Selected passage =

···

-September 1996: Gov. Pete Wilson signs a bill to open the state electricity market to competition.
-March 1998: State’s wholesale electricity markets open.
-July 1999: SDG&E sells its generation plants, making it exempt from consumer price caps ordered under deregulation law. As retail prices rise with wholesale prices, customers’ rates triple over the next year.
-May 2000: Total energy costs for the month average $61 per megawatt-hour (MWh), up from 1998 and 1999 averages of $33.
The California ISO declares the first of many Stage 2 emergencies (when energy reserves fall below 5%).
-June 2000: Average monthly energy costs climb to $167/MWh. Rolling blackouts are ordered in San Francisco during a heat wave.
-September 2000: The CPUC caps rates for San Diego customers for three years.
-December 2000: Average monthly energy costs skyrocket to $317/MWh. The ISO declares the first of many Stage 3 emergencies (when reserves fall below 1.5%). The Federal Energy Regulatory Commission (FERC) orders a soft price cap of $150/MWh, effective through April 2001.
The Clinton administration invokes emergency orders to force generators to sell power in California after they refuse state utilities on the grounds that they’re credit risks. SCE, later joined by Gov. Gray Davis, sues the FERC for failing to ensure reasonable wholesale electricity rates.
-Jan. 2001: The credit ratings of PG&E and SCE are downgraded to junk status, and the CPUCapproves temporary rate increases of 7% to 15% for PG&E and SCE customers. The ISOorders rolling blackouts in northern and central California.
The Bush administration extends an emergency order forcing power companies to sell to California but warns that it’s the last extension.
-February 2001: The California Department of Water Resources (DWR) uses state bonds to begin buying energy (effective through December 2002) for the state’s three investor-owned utilities. The DWR signs more than 50 long-term power deals to build the state’s reserves.
-March 2001: The state approves major retail customer rate increases. The first statewide rolling blackouts are declared during a Stage 3 emergency.
The ISO asks the FERC to investigate alleged overcharges by power generators.
The FERC orders wholesale power sellers to justify their rates or refund tens of millions of dollars to the utilities. Davis announces a 20/20 plan, offering consumers 20% rebates on their electric bills if they reduce consumption by 20%.
-April 2001: PG&E files for Chapter 11 bankruptcy protection. The FERC tightens wholesale price controls.
-June 2001: The FERC extends California’s price cap to spot market sales in California and the 10 states within the Western Systems Coordinating Council.
-September 2001: PG&E files its bankruptcy reorganization plan.
-October 2001: Retail market choice is suspended in California.
-January 2002: California’s attorney general files suit against PG&E, claiming it diverted billions from its regulated utility into unregulated affiliates.
The company’s utility unit counters with a claim that the state violated the deregulation law when it refused to let the utilities sell power generated by the facilities it still owned.
PG&E and the CPUC take their rival restructuring plans to bankruptcy court.
-February 2002: A federal judge rejects PG&E‘s restructuring plan. The state asks the FERC to review some long-term power deals, saying power sellers illegally drove up prices and forced the state into lengthy, unfair contracts.

···

Please retype the section of the California electricity crisis timeline from "-June 2001: The" to "into unregulated affiliates.", word for word.

···

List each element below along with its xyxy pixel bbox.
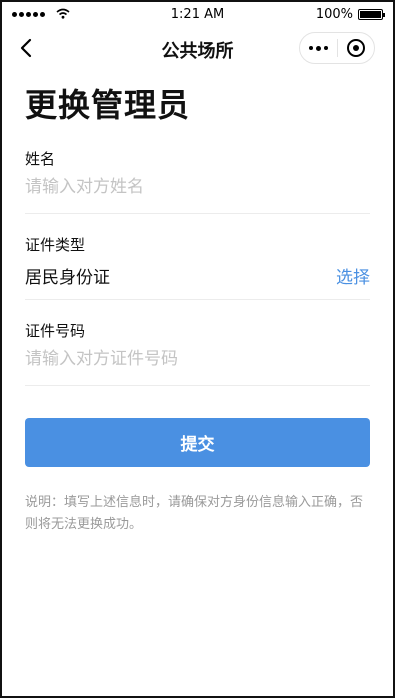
phone-frame: 1:21 AM 100% 公共场所 更换管理员 姓名 证件类型 [0,0,395,698]
id-type-value: 居民身份证 [25,268,110,288]
battery-icon [358,9,385,20]
id-number-label: 证件号码 [25,322,86,340]
submit-button[interactable]: 提交 [25,418,370,467]
name-label: 姓名 [25,150,56,168]
mini-program-capsule [299,32,375,64]
name-field: 姓名 [25,148,370,203]
id-type-field: 证件类型 居民身份证 选择 [25,234,370,289]
target-circle-icon[interactable] [338,33,374,63]
nav-bar: 公共场所 [4,28,391,68]
divider [25,299,370,300]
name-input[interactable] [25,177,370,197]
note-text: 说明：填写上述信息时，请确保对方身份信息输入正确，否则将无法更换成功。 [25,495,364,532]
id-number-input[interactable] [25,349,370,369]
divider [25,385,370,386]
divider [25,213,370,214]
page-title: 更换管理员 [25,86,191,124]
more-dots-icon[interactable] [300,33,337,63]
id-type-select-link[interactable]: 选择 [336,263,370,288]
id-type-label: 证件类型 [25,236,86,254]
id-number-field: 证件号码 [25,320,370,375]
status-bar: 1:21 AM 100% [4,4,391,26]
battery-percent: 100% [315,7,353,22]
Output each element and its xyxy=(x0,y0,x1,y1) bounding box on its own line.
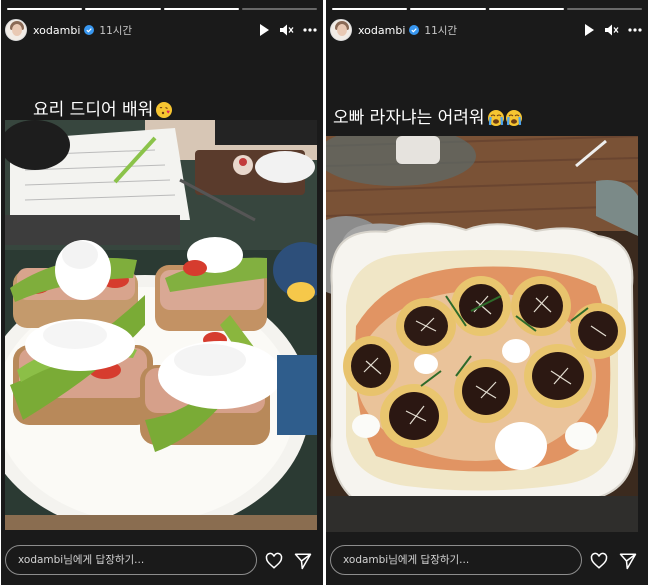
progress-segment xyxy=(410,8,486,10)
progress-segment xyxy=(241,8,317,10)
progress-bar xyxy=(7,8,317,10)
story-caption: 오빠 라자냐는 어려워 xyxy=(333,103,523,128)
reply-placeholder: xodambi님에게 답장하기... xyxy=(18,554,145,566)
progress-segment xyxy=(163,8,239,10)
username[interactable]: xodambi xyxy=(33,24,80,37)
progress-segment xyxy=(566,8,642,10)
play-icon[interactable] xyxy=(582,23,596,37)
story-caption: 요리 드디어 배워 xyxy=(33,95,173,120)
avatar[interactable] xyxy=(5,19,27,41)
heart-icon[interactable] xyxy=(265,552,283,570)
story-photo-bruschetta xyxy=(5,120,317,530)
loudly-crying-face-emoji xyxy=(505,110,522,126)
caption-text: 오빠 라자냐는 어려워 xyxy=(333,108,485,128)
story-header: xodambi 11시간 xyxy=(5,18,317,42)
progress-segment xyxy=(7,8,83,10)
caption-text: 요리 드디어 배워 xyxy=(33,100,154,120)
play-icon[interactable] xyxy=(257,23,271,37)
send-icon[interactable] xyxy=(619,552,637,570)
post-time: 11시간 xyxy=(424,24,458,37)
progress-segment xyxy=(488,8,564,10)
story-header: xodambi 11시간 xyxy=(330,18,642,42)
story-left: xodambi 11시간 요리 드디어 배워 xodambi님에게 답장하기..… xyxy=(1,0,323,585)
story-photo-lasagna xyxy=(326,136,638,532)
more-options-icon[interactable] xyxy=(303,23,317,37)
reply-input[interactable]: xodambi님에게 답장하기... xyxy=(5,545,257,575)
face-blowing-kiss-emoji xyxy=(156,102,173,118)
reply-input[interactable]: xodambi님에게 답장하기... xyxy=(330,545,582,575)
progress-segment xyxy=(332,8,408,10)
mute-icon[interactable] xyxy=(280,23,294,37)
username[interactable]: xodambi xyxy=(358,24,405,37)
send-icon[interactable] xyxy=(294,552,312,570)
verified-badge-icon xyxy=(84,25,95,35)
story-right: xodambi 11시간 오빠 라자냐는 어려워 xodambi님에게 답장하기… xyxy=(326,0,648,585)
more-options-icon[interactable] xyxy=(628,23,642,37)
progress-segment xyxy=(85,8,161,10)
reply-placeholder: xodambi님에게 답장하기... xyxy=(343,554,470,566)
verified-badge-icon xyxy=(409,25,420,35)
loudly-crying-face-emoji xyxy=(487,110,504,126)
mute-icon[interactable] xyxy=(605,23,619,37)
post-time: 11시간 xyxy=(99,24,133,37)
heart-icon[interactable] xyxy=(590,552,608,570)
avatar[interactable] xyxy=(330,19,352,41)
progress-bar xyxy=(332,8,642,10)
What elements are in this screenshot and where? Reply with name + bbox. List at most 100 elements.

···

Response to the task =
-June 2001: The FERC extends California’s price cap to spot market sales in California and the 10 states within the Western Systems Coordinating Council.
-September 2001: PG&E files its bankruptcy reorganization plan.
-October 2001: Retail market choice is suspended in California.
-January 2002: California’s attorney general files suit against PG&E, claiming it diverted billions from its regulated utility into unregulated affiliates.